● **Stored rows**:

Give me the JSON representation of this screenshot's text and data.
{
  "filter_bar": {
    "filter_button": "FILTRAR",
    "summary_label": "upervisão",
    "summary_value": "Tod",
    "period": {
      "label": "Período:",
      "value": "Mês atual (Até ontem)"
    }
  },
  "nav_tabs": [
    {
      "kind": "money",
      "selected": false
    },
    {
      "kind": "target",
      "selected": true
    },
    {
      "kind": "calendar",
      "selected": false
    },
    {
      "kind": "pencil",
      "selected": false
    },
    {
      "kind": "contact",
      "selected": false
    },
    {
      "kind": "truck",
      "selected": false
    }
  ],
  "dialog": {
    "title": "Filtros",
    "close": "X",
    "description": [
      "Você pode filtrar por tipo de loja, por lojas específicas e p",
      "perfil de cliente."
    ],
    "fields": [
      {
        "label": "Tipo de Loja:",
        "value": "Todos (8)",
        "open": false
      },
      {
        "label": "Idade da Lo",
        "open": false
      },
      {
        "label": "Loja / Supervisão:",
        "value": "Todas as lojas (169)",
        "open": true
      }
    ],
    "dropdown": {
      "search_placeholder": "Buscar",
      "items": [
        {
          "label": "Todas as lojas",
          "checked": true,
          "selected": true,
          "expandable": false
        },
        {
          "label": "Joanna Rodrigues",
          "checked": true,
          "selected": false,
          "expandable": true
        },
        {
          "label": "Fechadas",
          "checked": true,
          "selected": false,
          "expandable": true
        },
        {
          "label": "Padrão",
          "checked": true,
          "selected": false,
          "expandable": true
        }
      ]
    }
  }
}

● **What is asked**:
Return every line from the records above that holds the word "Todas".

● **Written response**:
        "value": "Todas as lojas (169)",
          "label": "Todas as lojas",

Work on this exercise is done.